Data records
--- begin ---

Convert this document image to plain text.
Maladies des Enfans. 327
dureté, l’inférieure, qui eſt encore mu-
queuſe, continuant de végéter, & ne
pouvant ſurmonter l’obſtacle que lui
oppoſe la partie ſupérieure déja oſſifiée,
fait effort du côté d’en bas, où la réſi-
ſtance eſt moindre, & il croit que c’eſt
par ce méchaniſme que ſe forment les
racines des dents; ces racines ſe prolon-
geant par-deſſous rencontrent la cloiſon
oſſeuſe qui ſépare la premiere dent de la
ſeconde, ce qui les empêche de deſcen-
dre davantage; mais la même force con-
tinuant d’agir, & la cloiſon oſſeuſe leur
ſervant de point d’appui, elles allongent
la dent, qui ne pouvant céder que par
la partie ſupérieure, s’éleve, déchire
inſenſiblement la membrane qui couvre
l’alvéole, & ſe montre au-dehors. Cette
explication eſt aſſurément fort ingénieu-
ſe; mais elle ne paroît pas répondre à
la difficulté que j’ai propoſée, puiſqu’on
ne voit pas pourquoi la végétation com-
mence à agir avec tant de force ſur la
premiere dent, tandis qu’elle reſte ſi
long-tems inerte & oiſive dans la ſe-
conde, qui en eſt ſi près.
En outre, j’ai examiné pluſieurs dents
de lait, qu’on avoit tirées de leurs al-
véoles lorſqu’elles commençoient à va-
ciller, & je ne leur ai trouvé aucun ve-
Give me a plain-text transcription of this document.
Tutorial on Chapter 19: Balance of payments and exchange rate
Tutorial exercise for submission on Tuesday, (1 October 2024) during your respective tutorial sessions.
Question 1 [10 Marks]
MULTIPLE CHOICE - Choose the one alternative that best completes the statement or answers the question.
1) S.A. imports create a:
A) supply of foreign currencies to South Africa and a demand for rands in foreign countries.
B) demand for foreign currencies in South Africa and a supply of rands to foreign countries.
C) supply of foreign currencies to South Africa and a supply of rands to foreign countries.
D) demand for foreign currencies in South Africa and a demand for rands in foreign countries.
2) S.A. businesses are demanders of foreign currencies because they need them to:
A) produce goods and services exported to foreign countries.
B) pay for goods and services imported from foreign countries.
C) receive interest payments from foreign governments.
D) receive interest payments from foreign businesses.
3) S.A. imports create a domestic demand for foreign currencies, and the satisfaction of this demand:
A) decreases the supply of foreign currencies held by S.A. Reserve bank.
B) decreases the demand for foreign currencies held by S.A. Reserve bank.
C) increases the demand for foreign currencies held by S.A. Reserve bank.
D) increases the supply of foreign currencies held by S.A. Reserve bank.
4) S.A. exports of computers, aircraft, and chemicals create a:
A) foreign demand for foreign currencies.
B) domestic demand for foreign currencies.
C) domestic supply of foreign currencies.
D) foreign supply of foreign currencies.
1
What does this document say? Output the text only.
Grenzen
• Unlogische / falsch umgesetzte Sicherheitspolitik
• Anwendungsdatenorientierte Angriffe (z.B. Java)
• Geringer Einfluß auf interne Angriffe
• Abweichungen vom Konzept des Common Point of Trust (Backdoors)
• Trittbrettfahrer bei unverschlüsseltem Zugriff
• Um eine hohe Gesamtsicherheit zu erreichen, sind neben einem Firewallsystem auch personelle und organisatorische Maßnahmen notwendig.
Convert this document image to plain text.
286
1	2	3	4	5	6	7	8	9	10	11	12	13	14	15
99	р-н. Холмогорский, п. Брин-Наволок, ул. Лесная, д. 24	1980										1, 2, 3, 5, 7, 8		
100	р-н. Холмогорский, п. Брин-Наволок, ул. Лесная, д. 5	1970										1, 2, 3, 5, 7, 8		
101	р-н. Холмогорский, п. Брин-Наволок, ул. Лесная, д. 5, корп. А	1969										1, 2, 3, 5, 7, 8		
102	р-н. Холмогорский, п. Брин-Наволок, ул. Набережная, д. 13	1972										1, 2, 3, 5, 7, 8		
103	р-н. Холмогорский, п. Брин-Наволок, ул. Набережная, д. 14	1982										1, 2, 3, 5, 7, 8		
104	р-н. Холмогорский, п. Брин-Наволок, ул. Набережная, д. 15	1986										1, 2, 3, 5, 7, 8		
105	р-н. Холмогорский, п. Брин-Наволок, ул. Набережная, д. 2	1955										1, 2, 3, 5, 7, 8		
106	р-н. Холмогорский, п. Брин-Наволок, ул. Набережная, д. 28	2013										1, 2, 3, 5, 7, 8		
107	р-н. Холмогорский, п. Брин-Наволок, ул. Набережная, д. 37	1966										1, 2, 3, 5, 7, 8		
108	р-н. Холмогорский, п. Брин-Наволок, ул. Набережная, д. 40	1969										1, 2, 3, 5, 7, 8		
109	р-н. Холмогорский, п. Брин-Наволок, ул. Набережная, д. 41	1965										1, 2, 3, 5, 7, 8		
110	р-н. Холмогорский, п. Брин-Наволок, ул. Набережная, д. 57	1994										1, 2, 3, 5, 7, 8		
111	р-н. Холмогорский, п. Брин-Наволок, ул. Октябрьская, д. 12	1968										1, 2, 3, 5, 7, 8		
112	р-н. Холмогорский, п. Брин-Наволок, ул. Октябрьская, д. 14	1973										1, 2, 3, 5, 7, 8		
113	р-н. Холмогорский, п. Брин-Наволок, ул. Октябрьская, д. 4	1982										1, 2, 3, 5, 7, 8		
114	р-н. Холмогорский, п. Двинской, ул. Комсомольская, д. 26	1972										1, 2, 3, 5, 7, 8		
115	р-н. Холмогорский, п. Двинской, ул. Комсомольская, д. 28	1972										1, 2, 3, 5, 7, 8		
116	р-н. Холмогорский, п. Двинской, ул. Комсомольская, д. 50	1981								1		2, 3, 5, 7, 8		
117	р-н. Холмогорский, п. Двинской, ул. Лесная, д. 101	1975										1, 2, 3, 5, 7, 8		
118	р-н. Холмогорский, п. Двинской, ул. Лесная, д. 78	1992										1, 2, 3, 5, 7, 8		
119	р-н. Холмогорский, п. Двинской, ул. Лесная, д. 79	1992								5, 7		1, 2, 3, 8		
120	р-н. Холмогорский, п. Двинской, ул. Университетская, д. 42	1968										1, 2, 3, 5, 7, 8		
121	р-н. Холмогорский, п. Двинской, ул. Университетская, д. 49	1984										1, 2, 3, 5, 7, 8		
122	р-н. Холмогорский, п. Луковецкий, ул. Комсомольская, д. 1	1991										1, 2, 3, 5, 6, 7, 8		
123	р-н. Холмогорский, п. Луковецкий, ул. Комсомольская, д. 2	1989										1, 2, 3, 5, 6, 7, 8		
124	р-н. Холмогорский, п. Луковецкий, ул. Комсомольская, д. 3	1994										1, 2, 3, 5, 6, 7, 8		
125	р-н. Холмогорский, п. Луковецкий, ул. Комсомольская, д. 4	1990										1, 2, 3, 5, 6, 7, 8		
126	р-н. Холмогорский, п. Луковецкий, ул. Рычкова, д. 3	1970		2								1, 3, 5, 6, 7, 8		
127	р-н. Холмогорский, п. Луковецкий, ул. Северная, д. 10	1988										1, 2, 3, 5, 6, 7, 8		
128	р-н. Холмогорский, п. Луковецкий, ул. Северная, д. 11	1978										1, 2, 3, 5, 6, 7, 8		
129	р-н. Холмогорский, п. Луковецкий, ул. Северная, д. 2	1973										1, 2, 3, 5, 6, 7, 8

--- end ---

Objective
Quote each line of the listing above exactly.

Written answer
Convert this document image to plain text.
Maladies des Enfans. 327
dureté, l’inférieure, qui eſt encore mu-
queuſe, continuant de végéter, & ne
pouvant ſurmonter l’obſtacle que lui
oppoſe la partie ſupérieure déja oſſifiée,
fait effort du côté d’en bas, où la réſi-
ſtance eſt moindre, & il croit que c’eſt
par ce méchaniſme que ſe forment les
racines des dents; ces racines ſe prolon-
geant par-deſſous rencontrent la cloiſon
oſſeuſe qui ſépare la premiere dent de la
ſeconde, ce qui les empêche de deſcen-
dre davantage; mais la même force con-
tinuant d’agir, & la cloiſon oſſeuſe leur
ſervant de point d’appui, elles allongent
la dent, qui ne pouvant céder que par
la partie ſupérieure, s’éleve, déchire
inſenſiblement la membrane qui couvre
l’alvéole, & ſe montre au-dehors. Cette
explication eſt aſſurément fort ingénieu-
ſe; mais elle ne paroît pas répondre à
la difficulté que j’ai propoſée, puiſqu’on
ne voit pas pourquoi la végétation com-
mence à agir avec tant de force ſur la
premiere dent, tandis qu’elle reſte ſi
long-tems inerte & oiſive dans la ſe-
conde, qui en eſt ſi près.
En outre, j’ai examiné pluſieurs dents
de lait, qu’on avoit tirées de leurs al-
véoles lorſqu’elles commençoient à va-
ciller, & je ne leur ai trouvé aucun ve-
Give me a plain-text transcription of this document.
Tutorial on Chapter 19: Balance of payments and exchange rate
Tutorial exercise for submission on Tuesday, (1 October 2024) during your respective tutorial sessions.
Question 1 [10 Marks]
MULTIPLE CHOICE - Choose the one alternative that best completes the statement or answers the question.
1) S.A. imports create a:
A) supply of foreign currencies to South Africa and a demand for rands in foreign countries.
B) demand for foreign currencies in South Africa and a supply of rands to foreign countries.
C) supply of foreign currencies to South Africa and a supply of rands to foreign countries.
D) demand for foreign currencies in South Africa and a demand for rands in foreign countries.
2) S.A. businesses are demanders of foreign currencies because they need them to:
A) produce goods and services exported to foreign countries.
B) pay for goods and services imported from foreign countries.
C) receive interest payments from foreign governments.
D) receive interest payments from foreign businesses.
3) S.A. imports create a domestic demand for foreign currencies, and the satisfaction of this demand:
A) decreases the supply of foreign currencies held by S.A. Reserve bank.
B) decreases the demand for foreign currencies held by S.A. Reserve bank.
C) increases the demand for foreign currencies held by S.A. Reserve bank.
D) increases the supply of foreign currencies held by S.A. Reserve bank.
4) S.A. exports of computers, aircraft, and chemicals create a:
A) foreign demand for foreign currencies.
B) domestic demand for foreign currencies.
C) domestic supply of foreign currencies.
D) foreign supply of foreign currencies.
1
What does this document say? Output the text only.
Grenzen
• Unlogische / falsch umgesetzte Sicherheitspolitik
• Anwendungsdatenorientierte Angriffe (z.B. Java)
• Geringer Einfluß auf interne Angriffe
• Abweichungen vom Konzept des Common Point of Trust (Backdoors)
• Trittbrettfahrer bei unverschlüsseltem Zugriff
• Um eine hohe Gesamtsicherheit zu erreichen, sind neben einem Firewallsystem auch personelle und organisatorische Maßnahmen notwendig.
Convert this document image to plain text.
286
1	2	3	4	5	6	7	8	9	10	11	12	13	14	15
99	р-н. Холмогорский, п. Брин-Наволок, ул. Лесная, д. 24	1980										1, 2, 3, 5, 7, 8		
100	р-н. Холмогорский, п. Брин-Наволок, ул. Лесная, д. 5	1970										1, 2, 3, 5, 7, 8		
101	р-н. Холмогорский, п. Брин-Наволок, ул. Лесная, д. 5, корп. А	1969										1, 2, 3, 5, 7, 8		
102	р-н. Холмогорский, п. Брин-Наволок, ул. Набережная, д. 13	1972										1, 2, 3, 5, 7, 8		
103	р-н. Холмогорский, п. Брин-Наволок, ул. Набережная, д. 14	1982										1, 2, 3, 5, 7, 8		
104	р-н. Холмогорский, п. Брин-Наволок, ул. Набережная, д. 15	1986										1, 2, 3, 5, 7, 8		
105	р-н. Холмогорский, п. Брин-Наволок, ул. Набережная, д. 2	1955										1, 2, 3, 5, 7, 8		
106	р-н. Холмогорский, п. Брин-Наволок, ул. Набережная, д. 28	2013										1, 2, 3, 5, 7, 8		
107	р-н. Холмогорский, п. Брин-Наволок, ул. Набережная, д. 37	1966										1, 2, 3, 5, 7, 8		
108	р-н. Холмогорский, п. Брин-Наволок, ул. Набережная, д. 40	1969										1, 2, 3, 5, 7, 8		
109	р-н. Холмогорский, п. Брин-Наволок, ул. Набережная, д. 41	1965										1, 2, 3, 5, 7, 8		
110	р-н. Холмогорский, п. Брин-Наволок, ул. Набережная, д. 57	1994										1, 2, 3, 5, 7, 8		
111	р-н. Холмогорский, п. Брин-Наволок, ул. Октябрьская, д. 12	1968										1, 2, 3, 5, 7, 8		
112	р-н. Холмогорский, п. Брин-Наволок, ул. Октябрьская, д. 14	1973										1, 2, 3, 5, 7, 8		
113	р-н. Холмогорский, п. Брин-Наволок, ул. Октябрьская, д. 4	1982										1, 2, 3, 5, 7, 8		
114	р-н. Холмогорский, п. Двинской, ул. Комсомольская, д. 26	1972										1, 2, 3, 5, 7, 8		
115	р-н. Холмогорский, п. Двинской, ул. Комсомольская, д. 28	1972										1, 2, 3, 5, 7, 8		
116	р-н. Холмогорский, п. Двинской, ул. Комсомольская, д. 50	1981								1		2, 3, 5, 7, 8		
117	р-н. Холмогорский, п. Двинской, ул. Лесная, д. 101	1975										1, 2, 3, 5, 7, 8		
118	р-н. Холмогорский, п. Двинской, ул. Лесная, д. 78	1992										1, 2, 3, 5, 7, 8		
119	р-н. Холмогорский, п. Двинской, ул. Лесная, д. 79	1992								5, 7		1, 2, 3, 8		
120	р-н. Холмогорский, п. Двинской, ул. Университетская, д. 42	1968										1, 2, 3, 5, 7, 8		
121	р-н. Холмогорский, п. Двинской, ул. Университетская, д. 49	1984										1, 2, 3, 5, 7, 8		
122	р-н. Холмогорский, п. Луковецкий, ул. Комсомольская, д. 1	1991										1, 2, 3, 5, 6, 7, 8		
123	р-н. Холмогорский, п. Луковецкий, ул. Комсомольская, д. 2	1989										1, 2, 3, 5, 6, 7, 8		
124	р-н. Холмогорский, п. Луковецкий, ул. Комсомольская, д. 3	1994										1, 2, 3, 5, 6, 7, 8		
125	р-н. Холмогорский, п. Луковецкий, ул. Комсомольская, д. 4	1990										1, 2, 3, 5, 6, 7, 8		
126	р-н. Холмогорский, п. Луковецкий, ул. Рычкова, д. 3	1970		2								1, 3, 5, 6, 7, 8		
127	р-н. Холмогорский, п. Луковецкий, ул. Северная, д. 10	1988										1, 2, 3, 5, 6, 7, 8		
128	р-н. Холмогорский, п. Луковецкий, ул. Северная, д. 11	1978										1, 2, 3, 5, 6, 7, 8		
129	р-н. Холмогорский, п. Луковецкий, ул. Северная, д. 2	1973										1, 2, 3, 5, 6, 7, 8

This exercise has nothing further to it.